_STATED PROBLEM_
Copy out each line of the listing that has the word "voti" in it.
--- START ---
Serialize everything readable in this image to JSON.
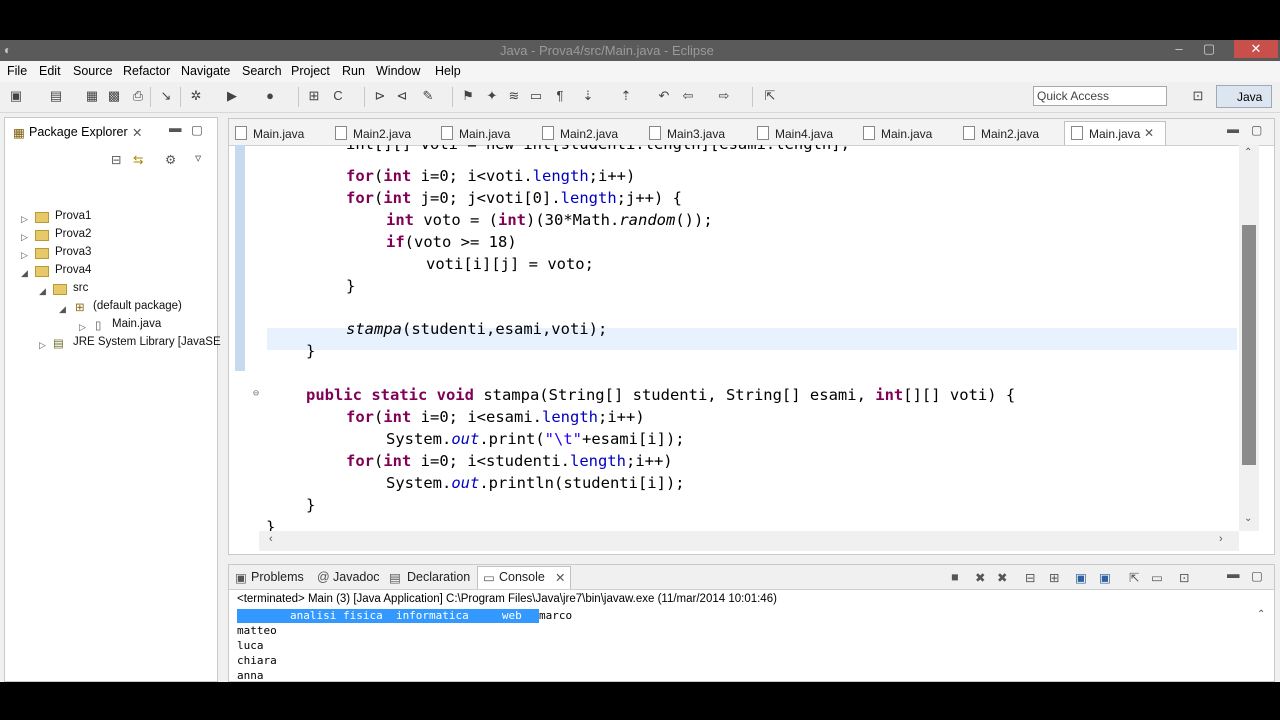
{
  "window": {
    "title": "Java - Prova4/src/Main.java - Eclipse"
  },
  "menu": [
    "File",
    "Edit",
    "Source",
    "Refactor",
    "Navigate",
    "Search",
    "Project",
    "Run",
    "Window",
    "Help"
  ],
  "toolbar": {
    "quick_access_placeholder": "Quick Access",
    "perspective": "Java"
  },
  "package_explorer": {
    "title": "Package Explorer",
    "items": [
      "Prova1",
      "Prova2",
      "Prova3",
      "Prova4",
      "src",
      "(default package)",
      "Main.java",
      "JRE System Library [JavaSE"
    ]
  },
  "editor": {
    "tabs": [
      "Main.java",
      "Main2.java",
      "Main.java",
      "Main2.java",
      "Main3.java",
      "Main4.java",
      "Main.java",
      "Main2.java",
      "Main.java"
    ],
    "active_tab": "Main.java",
    "code": {
      "l0": "int[][] voti = new int[studenti.length][esami.length];",
      "l1_kw": "for",
      "l1_a": "(",
      "l1_kw2": "int",
      "l1_b": " i=0; i<voti.",
      "l1_fld": "length",
      "l1_c": ";i++)",
      "l2_kw": "for",
      "l2_a": "(",
      "l2_kw2": "int",
      "l2_b": " j=0; j<voti[0].",
      "l2_fld": "length",
      "l2_c": ";j++) {",
      "l3_kw": "int",
      "l3_a": " voto = (",
      "l3_kw2": "int",
      "l3_b": ")(30*Math.",
      "l3_it": "random",
      "l3_c": "());",
      "l4_kw": "if",
      "l4_a": "(voto >= 18)",
      "l5": "voti[i][j] = voto;",
      "l6": "}",
      "l7_it": "stampa",
      "l7_a": "(studenti,esami,voti);",
      "l8": "}",
      "l9_kw": "public static void",
      "l9_a": " stampa(String[] studenti, String[] esami, ",
      "l9_kw2": "int",
      "l9_b": "[][] voti) {",
      "l10_kw": "for",
      "l10_a": "(",
      "l10_kw2": "int",
      "l10_b": " i=0; i<esami.",
      "l10_fld": "length",
      "l10_c": ";i++)",
      "l11_a": "System.",
      "l11_it": "out",
      "l11_b": ".print(",
      "l11_str": "\"\\t\"",
      "l11_c": "+esami[i]);",
      "l12_kw": "for",
      "l12_a": "(",
      "l12_kw2": "int",
      "l12_b": " i=0; i<studenti.",
      "l12_fld": "length",
      "l12_c": ";i++)",
      "l13_a": "System.",
      "l13_it": "out",
      "l13_b": ".println(studenti[i]);",
      "l14": "}",
      "l15": "}"
    }
  },
  "console": {
    "tabs": [
      "Problems",
      "Javadoc",
      "Declaration",
      "Console"
    ],
    "status": "<terminated> Main (3) [Java Application] C:\\Program Files\\Java\\jre7\\bin\\javaw.exe (11/mar/2014 10:01:46)",
    "header_line": "        analisi fisica  informatica     web",
    "header_tail": "marco",
    "lines": [
      "matteo",
      "luca",
      "chiara",
      "anna"
    ]
  },
  "colors": {
    "keyword": "#7f0055",
    "field": "#0000c0",
    "string": "#2a00ff",
    "selection": "#3399ff"
  }
}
--- END ---
_COMPLETE ANSWER_
      "l0": "int[][] voti = new int[studenti.length][esami.length];",
      "l1_b": " i=0; i<voti.",
      "l2_b": " j=0; j<voti[0].",
      "l5": "voti[i][j] = voto;",
      "l7_a": "(studenti,esami,voti);",
      "l9_b": "[][] voti) {",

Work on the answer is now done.